EXERCISE PROMPT: Reproduce the listing below character for character; drop every image.

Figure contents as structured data

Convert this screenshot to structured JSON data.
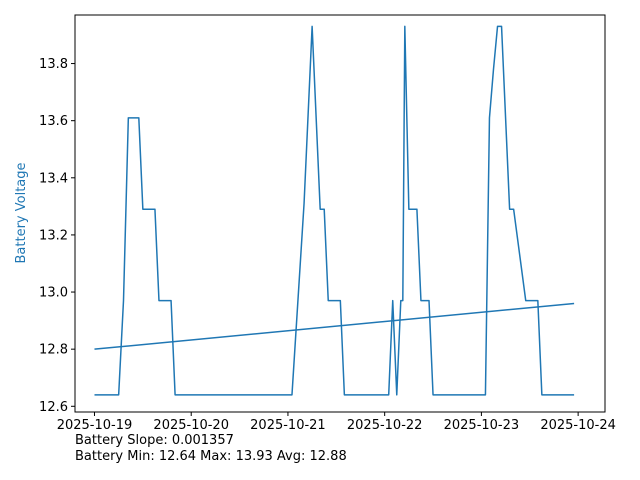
{
  "chart_data": {
    "type": "line",
    "ylabel": "Battery Voltage",
    "ylabel_color": "#1f77b4",
    "x_axis": {
      "type": "date",
      "range": [
        "2025-10-18T19:10:00",
        "2025-10-24T06:40:00"
      ],
      "tick_labels": [
        "2025-10-19",
        "2025-10-20",
        "2025-10-21",
        "2025-10-22",
        "2025-10-23",
        "2025-10-24"
      ]
    },
    "ylim": [
      12.58,
      13.97
    ],
    "yticks": [
      12.6,
      12.8,
      13.0,
      13.2,
      13.4,
      13.6,
      13.8
    ],
    "ytick_labels": [
      "12.6",
      "12.8",
      "13.0",
      "13.2",
      "13.4",
      "13.6",
      "13.8"
    ],
    "grid": false,
    "series": [
      {
        "color": "#1f77b4",
        "x": [
          "2025-10-19T00:00",
          "2025-10-19T06:00",
          "2025-10-19T07:12",
          "2025-10-19T08:24",
          "2025-10-19T09:00",
          "2025-10-19T11:00",
          "2025-10-19T12:00",
          "2025-10-19T15:00",
          "2025-10-19T16:00",
          "2025-10-19T19:00",
          "2025-10-19T20:00",
          "2025-10-21T01:00",
          "2025-10-21T04:00",
          "2025-10-21T06:00",
          "2025-10-21T08:00",
          "2025-10-21T09:00",
          "2025-10-21T10:00",
          "2025-10-21T13:00",
          "2025-10-21T14:00",
          "2025-10-22T01:00",
          "2025-10-22T02:00",
          "2025-10-22T03:00",
          "2025-10-22T04:00",
          "2025-10-22T04:30",
          "2025-10-22T05:00",
          "2025-10-22T06:00",
          "2025-10-22T08:00",
          "2025-10-22T09:00",
          "2025-10-22T11:00",
          "2025-10-22T12:00",
          "2025-10-22T14:00",
          "2025-10-22T15:00",
          "2025-10-23T01:00",
          "2025-10-23T02:00",
          "2025-10-23T03:00",
          "2025-10-23T04:00",
          "2025-10-23T05:00",
          "2025-10-23T07:00",
          "2025-10-23T08:00",
          "2025-10-23T11:00",
          "2025-10-23T12:00",
          "2025-10-23T14:00",
          "2025-10-23T15:00",
          "2025-10-23T16:00",
          "2025-10-23T23:00"
        ],
        "values": [
          12.64,
          12.64,
          12.97,
          13.61,
          13.61,
          13.61,
          13.29,
          13.29,
          12.97,
          12.97,
          12.64,
          12.64,
          13.31,
          13.93,
          13.29,
          13.29,
          12.97,
          12.97,
          12.64,
          12.64,
          12.97,
          12.64,
          12.97,
          12.97,
          13.93,
          13.29,
          13.29,
          12.97,
          12.97,
          12.64,
          12.64,
          12.64,
          12.64,
          13.61,
          13.78,
          13.93,
          13.93,
          13.29,
          13.29,
          12.97,
          12.97,
          12.97,
          12.64,
          12.64,
          12.64
        ]
      },
      {
        "role": "trend",
        "color": "#1f77b4",
        "x": [
          "2025-10-19T00:00",
          "2025-10-23T23:00"
        ],
        "values": [
          12.8,
          12.96
        ]
      }
    ]
  },
  "stats": {
    "slope_text": "Battery Slope: 0.001357",
    "minmax_text": "Battery Min: 12.64 Max: 13.93 Avg: 12.88"
  }
}
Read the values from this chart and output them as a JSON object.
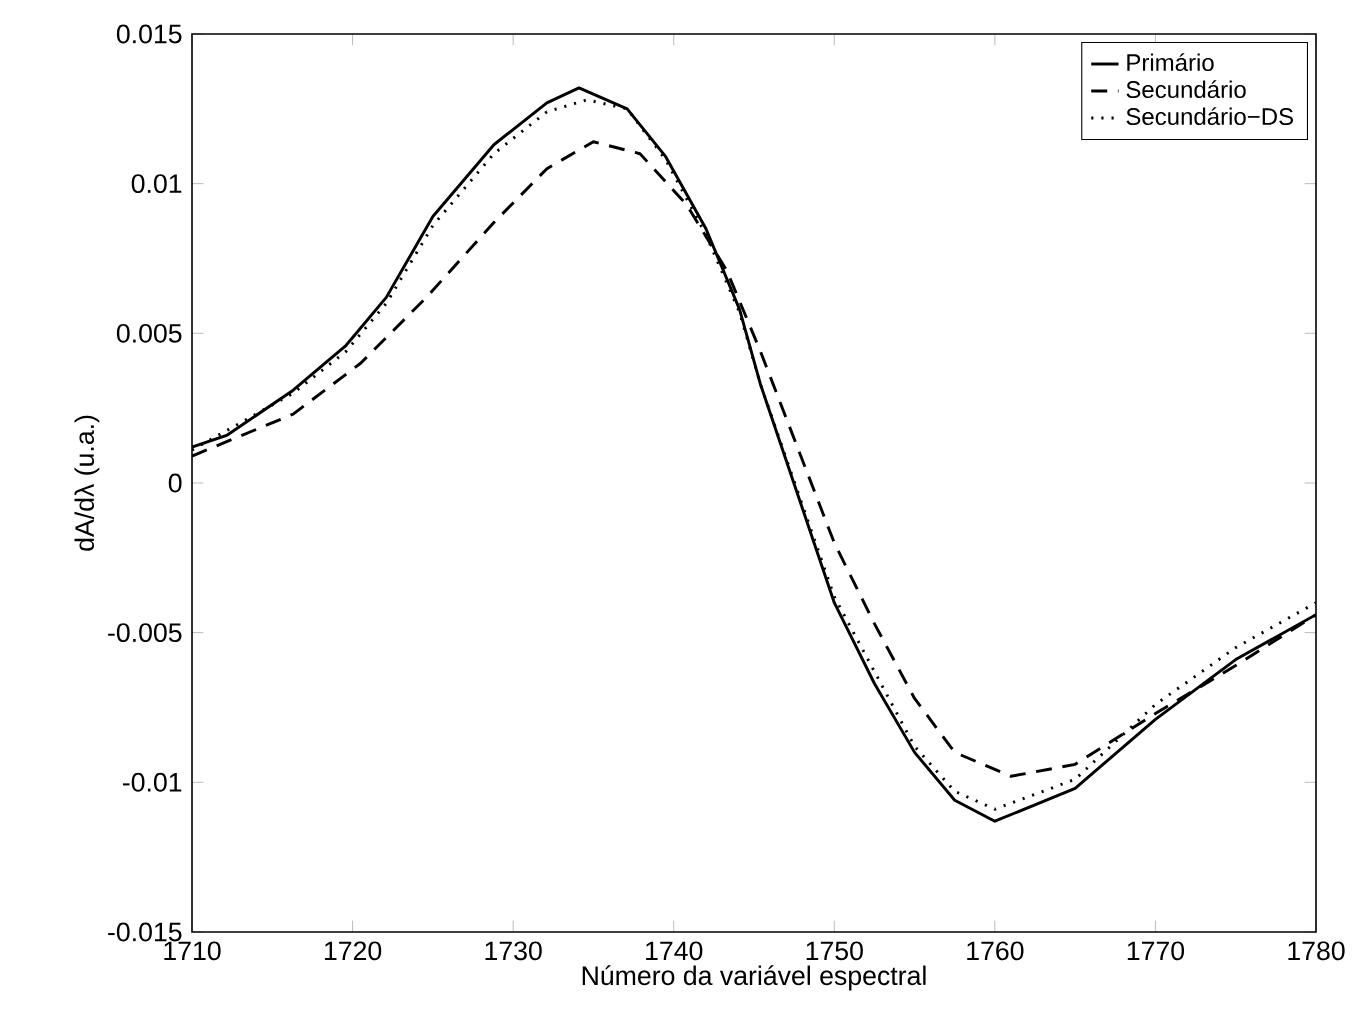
{
  "chart_data": {
    "type": "line",
    "xlabel": "Número da variável espectral",
    "ylabel": "dA/dλ (u.a.)",
    "xlim": [
      1710,
      1780
    ],
    "xticks": [
      1710,
      1720,
      1730,
      1740,
      1750,
      1760,
      1770,
      1780
    ],
    "ylim": [
      -0.015,
      0.015
    ],
    "yticks": [
      -0.015,
      -0.01,
      -0.005,
      0,
      0.005,
      0.01,
      0.015
    ],
    "legend": "top right",
    "grid": false,
    "marker": "none",
    "series": [
      {
        "name": "Primário",
        "color": "#000000",
        "line_style": "solid",
        "x": [
          1710,
          1712.2,
          1716.3,
          1719.6,
          1722.1,
          1725.0,
          1728.8,
          1732.1,
          1734.1,
          1737.1,
          1739.5,
          1742.0,
          1744.1,
          1745.4,
          1750,
          1752.5,
          1755,
          1757.5,
          1760,
          1765,
          1770,
          1775,
          1780
        ],
        "values": [
          0.0012,
          0.0016,
          0.0031,
          0.0046,
          0.0062,
          0.0089,
          0.0113,
          0.0127,
          0.0132,
          0.0125,
          0.0109,
          0.0085,
          0.0058,
          0.0033,
          -0.004,
          -0.0067,
          -0.009,
          -0.0106,
          -0.0113,
          -0.0102,
          -0.0079,
          -0.0059,
          -0.0044
        ]
      },
      {
        "name": "Secundário",
        "color": "#000000",
        "line_style": "dashed",
        "x": [
          1710,
          1716.3,
          1720.5,
          1724.6,
          1728.8,
          1732.1,
          1735.0,
          1737.9,
          1740.8,
          1743.3,
          1745.4,
          1750,
          1752.5,
          1755,
          1757.5,
          1761,
          1765,
          1770,
          1775,
          1780
        ],
        "values": [
          0.0009,
          0.0023,
          0.004,
          0.0062,
          0.0087,
          0.0105,
          0.0114,
          0.011,
          0.0093,
          0.0071,
          0.0044,
          -0.002,
          -0.0047,
          -0.0072,
          -0.009,
          -0.0098,
          -0.0094,
          -0.0077,
          -0.0061,
          -0.0044
        ]
      },
      {
        "name": "Secundário−DS",
        "color": "#000000",
        "line_style": "dotted",
        "x": [
          1710,
          1716.3,
          1719.6,
          1722.1,
          1725.0,
          1728.8,
          1732.1,
          1734.6,
          1737.1,
          1739.5,
          1742.0,
          1744.1,
          1745.4,
          1750,
          1755,
          1757.5,
          1760,
          1765,
          1770,
          1775,
          1780
        ],
        "values": [
          0.0011,
          0.003,
          0.0044,
          0.006,
          0.0086,
          0.011,
          0.0124,
          0.0128,
          0.0125,
          0.0108,
          0.0083,
          0.0057,
          0.0033,
          -0.0038,
          -0.0088,
          -0.0103,
          -0.0109,
          -0.0099,
          -0.0074,
          -0.0055,
          -0.004
        ]
      }
    ]
  }
}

EXERCISE SOLUTION:
Convert this screenshot to structured JSON data.
{
  "chart_data": {
    "type": "line",
    "ylabel": "Battery Voltage",
    "ylabel_color": "#1f77b4",
    "x_axis": {
      "type": "date",
      "range": [
        "2025-10-18T19:10:00",
        "2025-10-24T06:40:00"
      ],
      "tick_labels": [
        "2025-10-19",
        "2025-10-20",
        "2025-10-21",
        "2025-10-22",
        "2025-10-23",
        "2025-10-24"
      ]
    },
    "ylim": [
      12.58,
      13.97
    ],
    "yticks": [
      12.6,
      12.8,
      13.0,
      13.2,
      13.4,
      13.6,
      13.8
    ],
    "ytick_labels": [
      "12.6",
      "12.8",
      "13.0",
      "13.2",
      "13.4",
      "13.6",
      "13.8"
    ],
    "grid": false,
    "series": [
      {
        "color": "#1f77b4",
        "x": [
          "2025-10-19T00:00",
          "2025-10-19T06:00",
          "2025-10-19T07:12",
          "2025-10-19T08:24",
          "2025-10-19T09:00",
          "2025-10-19T11:00",
          "2025-10-19T12:00",
          "2025-10-19T15:00",
          "2025-10-19T16:00",
          "2025-10-19T19:00",
          "2025-10-19T20:00",
          "2025-10-21T01:00",
          "2025-10-21T04:00",
          "2025-10-21T06:00",
          "2025-10-21T08:00",
          "2025-10-21T09:00",
          "2025-10-21T10:00",
          "2025-10-21T13:00",
          "2025-10-21T14:00",
          "2025-10-22T01:00",
          "2025-10-22T02:00",
          "2025-10-22T03:00",
          "2025-10-22T04:00",
          "2025-10-22T04:30",
          "2025-10-22T05:00",
          "2025-10-22T06:00",
          "2025-10-22T08:00",
          "2025-10-22T09:00",
          "2025-10-22T11:00",
          "2025-10-22T12:00",
          "2025-10-22T14:00",
          "2025-10-22T15:00",
          "2025-10-23T01:00",
          "2025-10-23T02:00",
          "2025-10-23T03:00",
          "2025-10-23T04:00",
          "2025-10-23T05:00",
          "2025-10-23T07:00",
          "2025-10-23T08:00",
          "2025-10-23T11:00",
          "2025-10-23T12:00",
          "2025-10-23T14:00",
          "2025-10-23T15:00",
          "2025-10-23T16:00",
          "2025-10-23T23:00"
        ],
        "values": [
          12.64,
          12.64,
          12.97,
          13.61,
          13.61,
          13.61,
          13.29,
          13.29,
          12.97,
          12.97,
          12.64,
          12.64,
          13.31,
          13.93,
          13.29,
          13.29,
          12.97,
          12.97,
          12.64,
          12.64,
          12.97,
          12.64,
          12.97,
          12.97,
          13.93,
          13.29,
          13.29,
          12.97,
          12.97,
          12.64,
          12.64,
          12.64,
          12.64,
          13.61,
          13.78,
          13.93,
          13.93,
          13.29,
          13.29,
          12.97,
          12.97,
          12.97,
          12.64,
          12.64,
          12.64
        ]
      },
      {
        "role": "trend",
        "color": "#1f77b4",
        "x": [
          "2025-10-19T00:00",
          "2025-10-23T23:00"
        ],
        "values": [
          12.8,
          12.96
        ]
      }
    ]
  },
  "stats": {
    "slope_text": "Battery Slope: 0.001357",
    "minmax_text": "Battery Min: 12.64 Max: 13.93 Avg: 12.88"
  }
}
Read the values from this chart and output them as a JSON object.
{
  "chart_data": {
    "type": "line",
    "xlabel": "Número da variável espectral",
    "ylabel": "dA/dλ (u.a.)",
    "xlim": [
      1710,
      1780
    ],
    "xticks": [
      1710,
      1720,
      1730,
      1740,
      1750,
      1760,
      1770,
      1780
    ],
    "ylim": [
      -0.015,
      0.015
    ],
    "yticks": [
      -0.015,
      -0.01,
      -0.005,
      0,
      0.005,
      0.01,
      0.015
    ],
    "legend": "top right",
    "grid": false,
    "marker": "none",
    "series": [
      {
        "name": "Primário",
        "color": "#000000",
        "line_style": "solid",
        "x": [
          1710,
          1712.2,
          1716.3,
          1719.6,
          1722.1,
          1725.0,
          1728.8,
          1732.1,
          1734.1,
          1737.1,
          1739.5,
          1742.0,
          1744.1,
          1745.4,
          1750,
          1752.5,
          1755,
          1757.5,
          1760,
          1765,
          1770,
          1775,
          1780
        ],
        "values": [
          0.0012,
          0.0016,
          0.0031,
          0.0046,
          0.0062,
          0.0089,
          0.0113,
          0.0127,
          0.0132,
          0.0125,
          0.0109,
          0.0085,
          0.0058,
          0.0033,
          -0.004,
          -0.0067,
          -0.009,
          -0.0106,
          -0.0113,
          -0.0102,
          -0.0079,
          -0.0059,
          -0.0044
        ]
      },
      {
        "name": "Secundário",
        "color": "#000000",
        "line_style": "dashed",
        "x": [
          1710,
          1716.3,
          1720.5,
          1724.6,
          1728.8,
          1732.1,
          1735.0,
          1737.9,
          1740.8,
          1743.3,
          1745.4,
          1750,
          1752.5,
          1755,
          1757.5,
          1761,
          1765,
          1770,
          1775,
          1780
        ],
        "values": [
          0.0009,
          0.0023,
          0.004,
          0.0062,
          0.0087,
          0.0105,
          0.0114,
          0.011,
          0.0093,
          0.0071,
          0.0044,
          -0.002,
          -0.0047,
          -0.0072,
          -0.009,
          -0.0098,
          -0.0094,
          -0.0077,
          -0.0061,
          -0.0044
        ]
      },
      {
        "name": "Secundário−DS",
        "color": "#000000",
        "line_style": "dotted",
        "x": [
          1710,
          1716.3,
          1719.6,
          1722.1,
          1725.0,
          1728.8,
          1732.1,
          1734.6,
          1737.1,
          1739.5,
          1742.0,
          1744.1,
          1745.4,
          1750,
          1755,
          1757.5,
          1760,
          1765,
          1770,
          1775,
          1780
        ],
        "values": [
          0.0011,
          0.003,
          0.0044,
          0.006,
          0.0086,
          0.011,
          0.0124,
          0.0128,
          0.0125,
          0.0108,
          0.0083,
          0.0057,
          0.0033,
          -0.0038,
          -0.0088,
          -0.0103,
          -0.0109,
          -0.0099,
          -0.0074,
          -0.0055,
          -0.004
        ]
      }
    ]
  }
}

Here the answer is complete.